# The input:
▼

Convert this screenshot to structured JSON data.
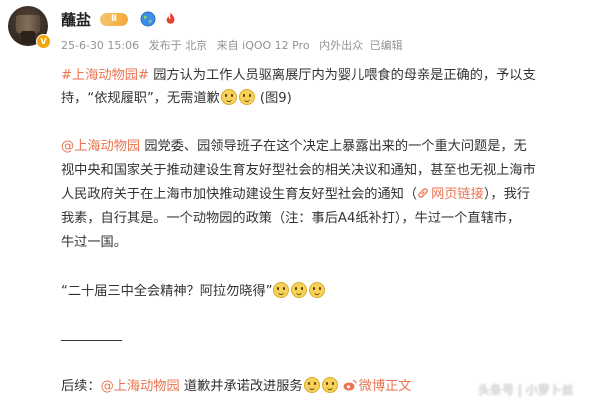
{
  "post": {
    "author": "蘸盐",
    "level_badge": "Ⅱ",
    "meta": {
      "date": "25-6-30 15:06",
      "posted_from": "发布于 北京",
      "device": "来自 iQOO 12 Pro",
      "visibility": "内外出众",
      "edited": "已编辑"
    },
    "p1": {
      "hashtag": "#上海动物园#",
      "text_a": " 园方认为工作人员驱离展厅内为婴儿喂食的母亲是正确的，予以支",
      "text_b": "持，“依规履职”，无需道歉",
      "suffix": " (图9)"
    },
    "p2": {
      "mention": "@上海动物园",
      "line1": " 园党委、园领导班子在这个决定上暴露出来的一个重大问题是，无",
      "line2": "视中央和国家关于推动建设生育友好型社会的相关决议和通知，甚至也无视上海市",
      "line3_a": "人民政府关于在上海市加快推动建设生育友好型社会的通知（",
      "web_link": "网页链接",
      "line3_b": "），我行",
      "line4": "我素，自行其是。一个动物园的政策（注：事后A4纸补打），牛过一个直辖市，",
      "line5": "牛过一国。"
    },
    "p3": "“二十届三中全会精神？阿拉勿晓得”",
    "footer": {
      "prefix": "后续：",
      "mention": "@上海动物园",
      "text": " 道歉并承诺改进服务",
      "weibo_link": "微博正文"
    },
    "watermark": "头条号 | 小萝卜丝"
  },
  "colors": {
    "link": "#eb7350",
    "text": "#333333",
    "meta": "#939393"
  },
  "icons": [
    "avatar",
    "verified-badge-icon",
    "level-badge",
    "globe-icon",
    "fire-icon",
    "smile-emoji-icon",
    "link-icon",
    "weibo-icon"
  ]
}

▲

# Stated task:
Print the listing above in full, exactly as written. Omit any pictures.

# Output for this task:
Convert this screenshot to structured JSON data.
{
  "post": {
    "author": "蘸盐",
    "level_badge": "Ⅱ",
    "meta": {
      "date": "25-6-30 15:06",
      "posted_from": "发布于 北京",
      "device": "来自 iQOO 12 Pro",
      "visibility": "内外出众",
      "edited": "已编辑"
    },
    "p1": {
      "hashtag": "#上海动物园#",
      "text_a": " 园方认为工作人员驱离展厅内为婴儿喂食的母亲是正确的，予以支",
      "text_b": "持，“依规履职”，无需道歉",
      "suffix": " (图9)"
    },
    "p2": {
      "mention": "@上海动物园",
      "line1": " 园党委、园领导班子在这个决定上暴露出来的一个重大问题是，无",
      "line2": "视中央和国家关于推动建设生育友好型社会的相关决议和通知，甚至也无视上海市",
      "line3_a": "人民政府关于在上海市加快推动建设生育友好型社会的通知（",
      "web_link": "网页链接",
      "line3_b": "），我行",
      "line4": "我素，自行其是。一个动物园的政策（注：事后A4纸补打），牛过一个直辖市，",
      "line5": "牛过一国。"
    },
    "p3": "“二十届三中全会精神？阿拉勿晓得”",
    "footer": {
      "prefix": "后续：",
      "mention": "@上海动物园",
      "text": " 道歉并承诺改进服务",
      "weibo_link": "微博正文"
    },
    "watermark": "头条号 | 小萝卜丝"
  },
  "colors": {
    "link": "#eb7350",
    "text": "#333333",
    "meta": "#939393"
  },
  "icons": [
    "avatar",
    "verified-badge-icon",
    "level-badge",
    "globe-icon",
    "fire-icon",
    "smile-emoji-icon",
    "link-icon",
    "weibo-icon"
  ]
}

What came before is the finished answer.